____ Records to process
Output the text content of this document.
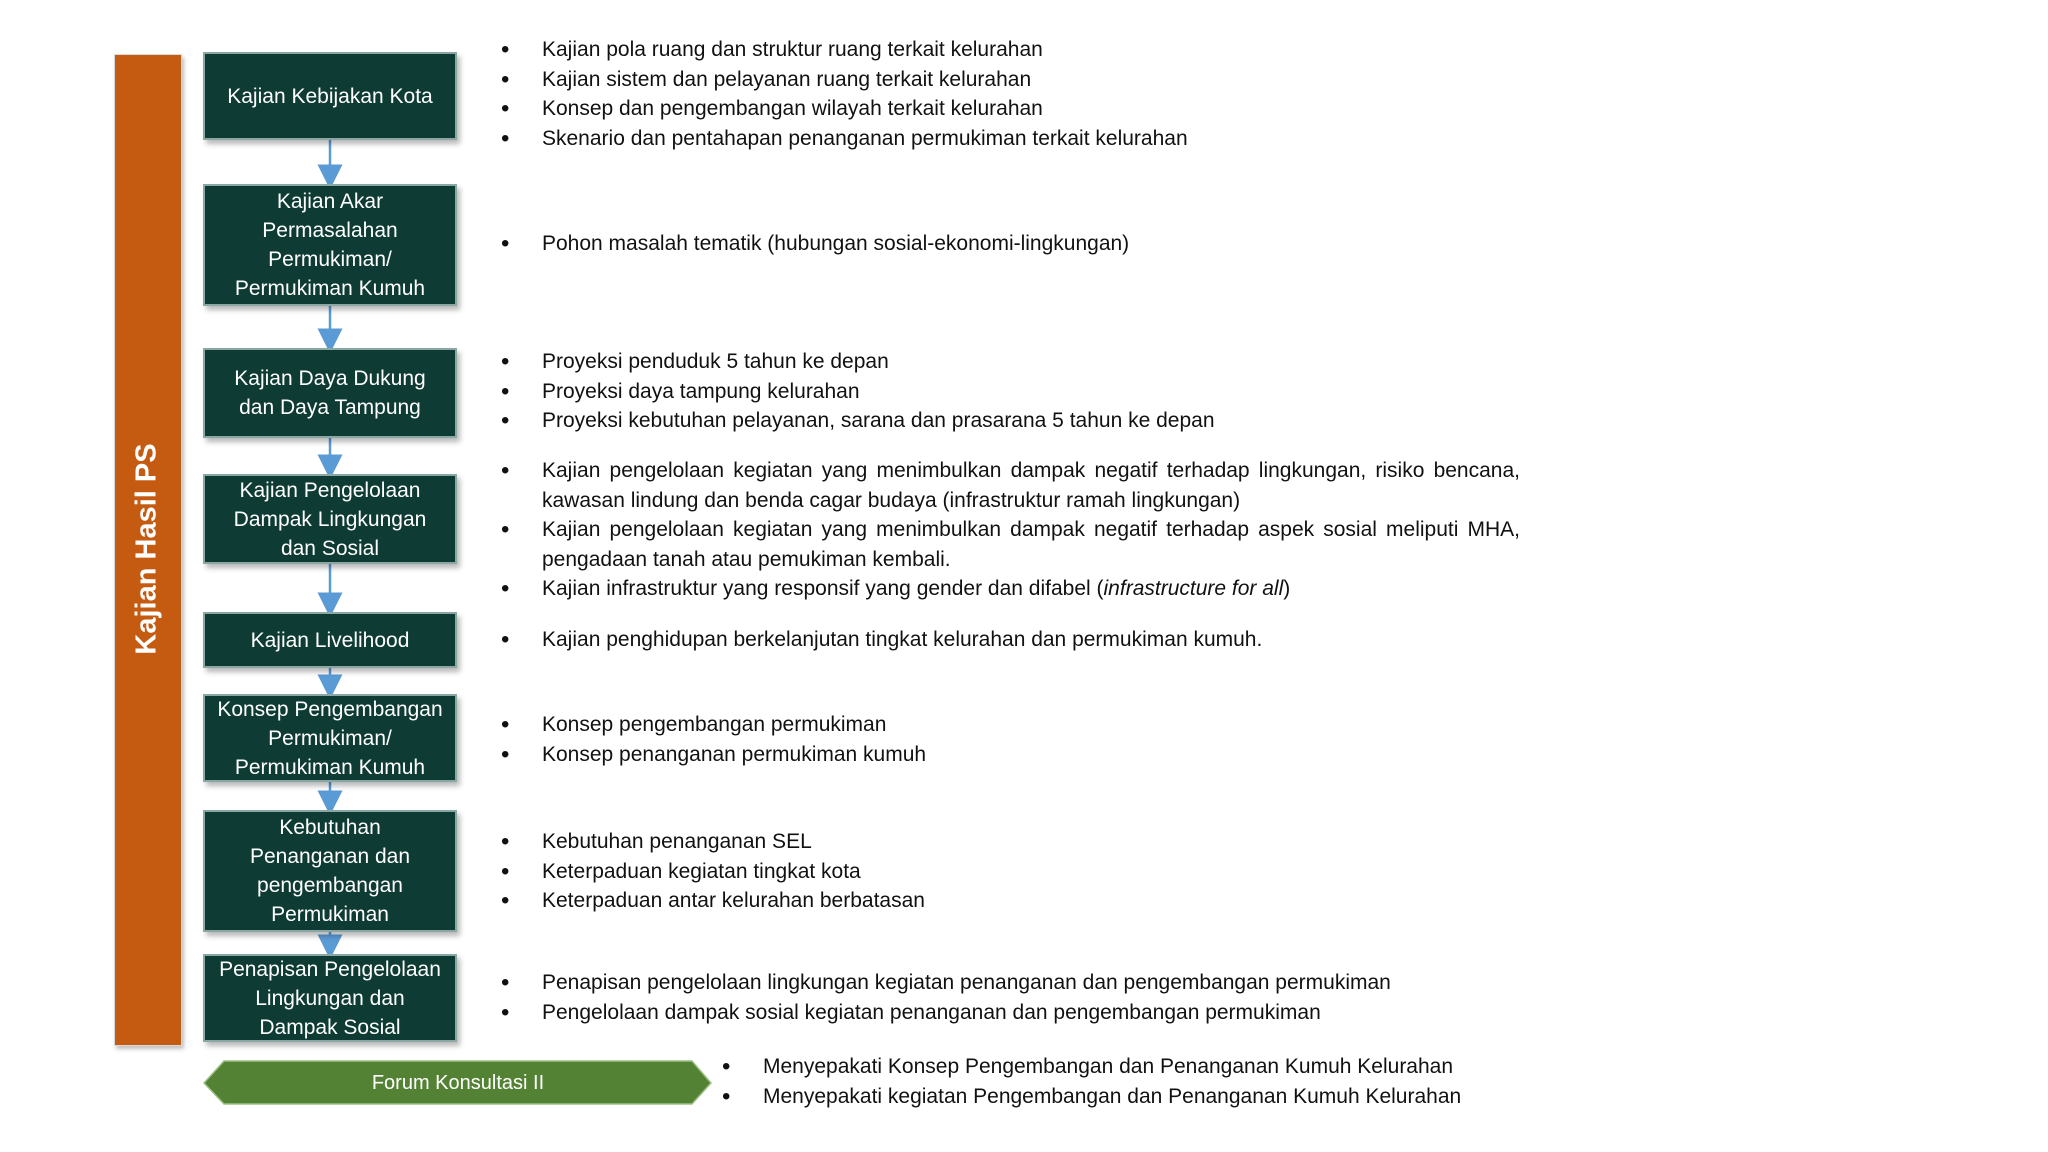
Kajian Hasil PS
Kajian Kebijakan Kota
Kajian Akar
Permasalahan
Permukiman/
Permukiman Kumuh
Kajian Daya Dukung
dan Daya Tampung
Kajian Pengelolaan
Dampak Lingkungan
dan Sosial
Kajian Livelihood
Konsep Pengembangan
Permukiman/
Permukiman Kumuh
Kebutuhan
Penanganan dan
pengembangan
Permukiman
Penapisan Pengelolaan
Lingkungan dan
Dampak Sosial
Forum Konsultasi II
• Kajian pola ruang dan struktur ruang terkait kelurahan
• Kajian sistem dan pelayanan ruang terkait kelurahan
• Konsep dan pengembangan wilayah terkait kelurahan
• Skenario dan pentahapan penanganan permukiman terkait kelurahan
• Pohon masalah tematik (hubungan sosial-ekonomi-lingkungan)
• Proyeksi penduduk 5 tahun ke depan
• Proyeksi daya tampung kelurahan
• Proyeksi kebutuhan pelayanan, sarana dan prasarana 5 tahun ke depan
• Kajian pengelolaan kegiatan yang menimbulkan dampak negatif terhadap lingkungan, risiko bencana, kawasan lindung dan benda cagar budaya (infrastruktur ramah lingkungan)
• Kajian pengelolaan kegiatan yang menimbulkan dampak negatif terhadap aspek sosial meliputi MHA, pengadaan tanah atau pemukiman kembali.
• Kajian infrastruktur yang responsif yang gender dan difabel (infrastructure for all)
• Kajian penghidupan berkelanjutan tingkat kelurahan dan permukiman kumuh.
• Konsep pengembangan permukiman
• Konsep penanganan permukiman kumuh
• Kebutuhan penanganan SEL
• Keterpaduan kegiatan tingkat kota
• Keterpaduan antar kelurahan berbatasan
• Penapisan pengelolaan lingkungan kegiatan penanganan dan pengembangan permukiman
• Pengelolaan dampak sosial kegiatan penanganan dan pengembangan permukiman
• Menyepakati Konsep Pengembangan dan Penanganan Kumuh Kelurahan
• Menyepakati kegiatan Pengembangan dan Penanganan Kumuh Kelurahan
________
____ Records to process
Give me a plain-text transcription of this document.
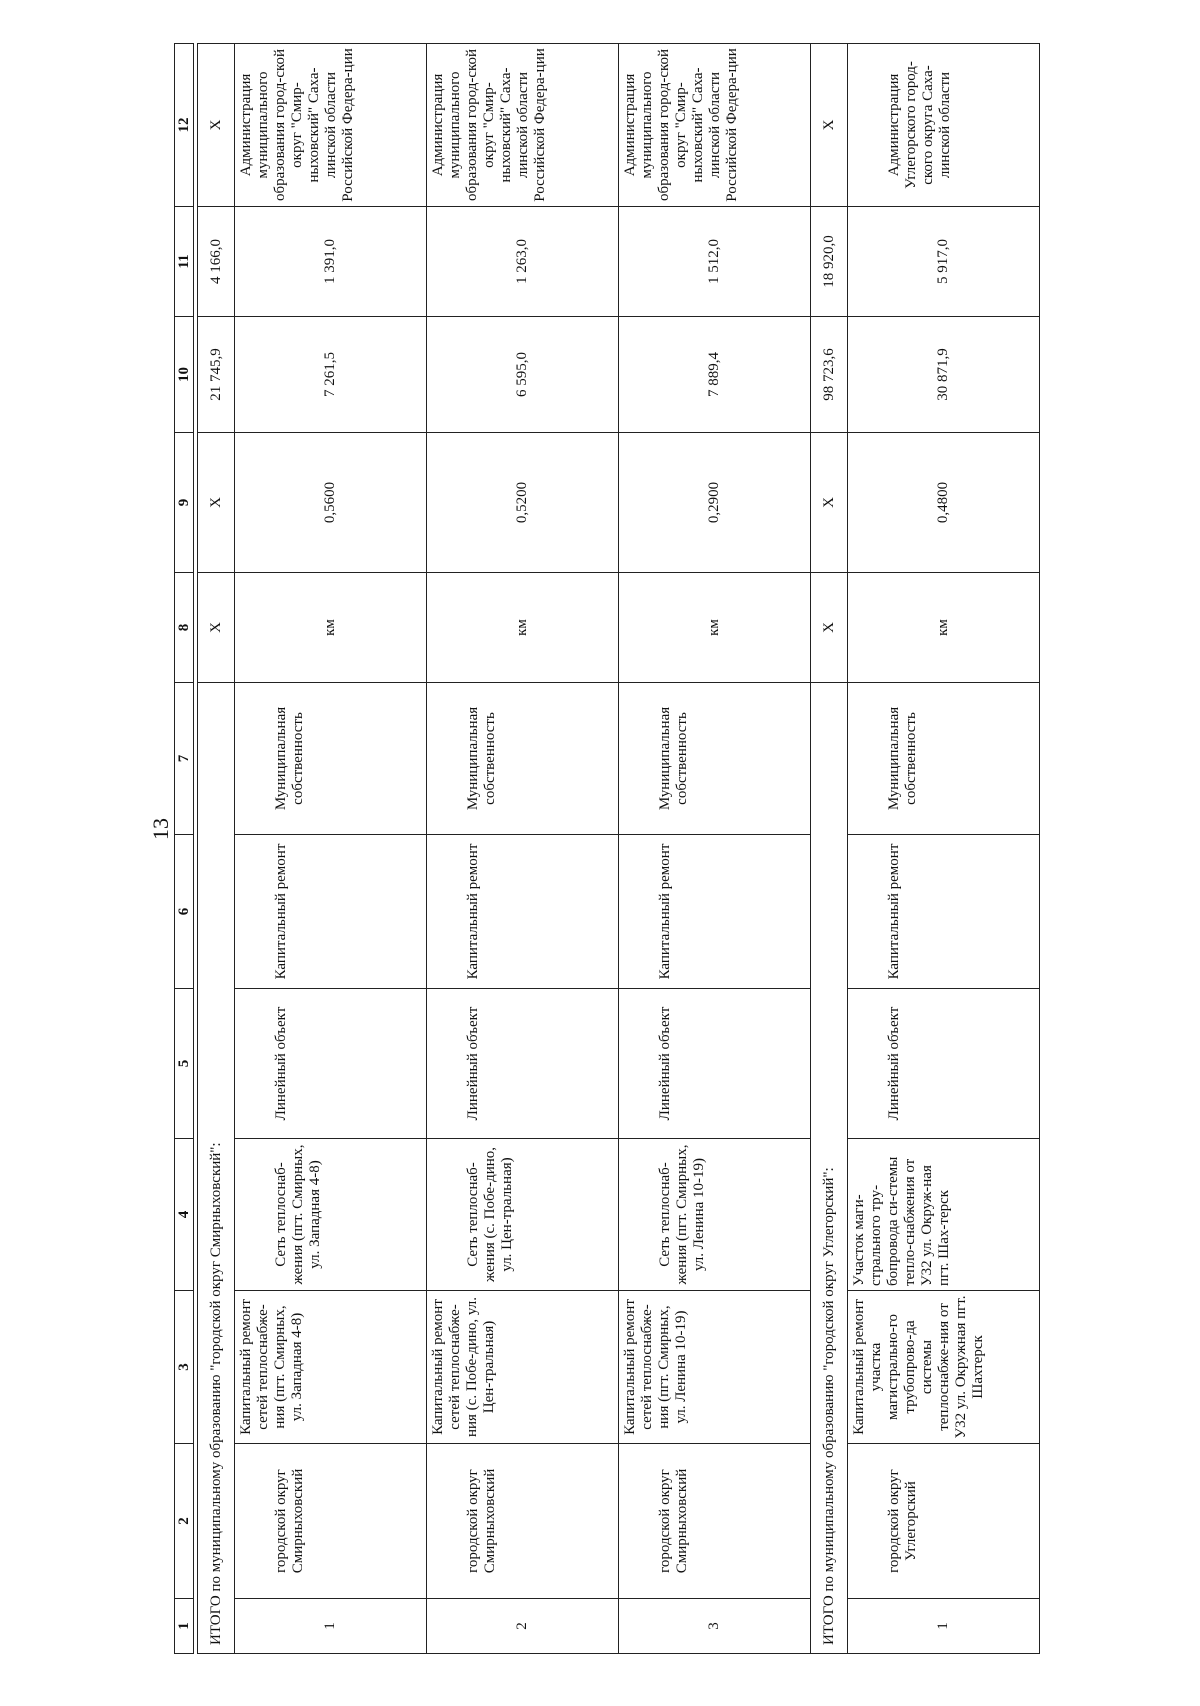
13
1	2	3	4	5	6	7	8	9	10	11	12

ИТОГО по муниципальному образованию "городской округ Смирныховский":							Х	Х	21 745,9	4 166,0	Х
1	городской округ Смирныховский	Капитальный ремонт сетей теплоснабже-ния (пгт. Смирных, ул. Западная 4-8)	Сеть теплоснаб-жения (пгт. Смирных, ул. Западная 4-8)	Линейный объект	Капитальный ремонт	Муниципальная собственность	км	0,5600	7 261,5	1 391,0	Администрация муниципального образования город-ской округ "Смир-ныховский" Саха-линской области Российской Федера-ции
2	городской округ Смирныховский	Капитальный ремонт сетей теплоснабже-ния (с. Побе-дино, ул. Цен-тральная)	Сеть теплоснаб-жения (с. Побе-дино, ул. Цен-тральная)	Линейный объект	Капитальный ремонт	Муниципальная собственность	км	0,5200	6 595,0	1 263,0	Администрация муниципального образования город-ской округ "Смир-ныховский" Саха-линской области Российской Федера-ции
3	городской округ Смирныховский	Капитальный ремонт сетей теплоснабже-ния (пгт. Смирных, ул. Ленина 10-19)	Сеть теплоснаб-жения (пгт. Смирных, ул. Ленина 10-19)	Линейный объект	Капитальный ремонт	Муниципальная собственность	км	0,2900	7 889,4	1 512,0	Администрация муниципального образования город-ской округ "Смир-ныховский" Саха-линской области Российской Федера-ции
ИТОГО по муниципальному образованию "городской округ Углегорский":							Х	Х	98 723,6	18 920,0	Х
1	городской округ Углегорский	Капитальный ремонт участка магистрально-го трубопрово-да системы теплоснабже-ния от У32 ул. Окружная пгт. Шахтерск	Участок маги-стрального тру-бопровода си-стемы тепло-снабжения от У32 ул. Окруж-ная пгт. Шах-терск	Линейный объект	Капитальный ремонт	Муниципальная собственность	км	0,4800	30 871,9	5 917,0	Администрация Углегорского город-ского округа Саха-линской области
________
▶ [Exercise description]
Locate and copy each line in the data above that includes the word "Menyepakati".

▶ [The completed task]
• Menyepakati Konsep Pengembangan dan Penanganan Kumuh Kelurahan
• Menyepakati kegiatan Pengembangan dan Penanganan Kumuh Kelurahan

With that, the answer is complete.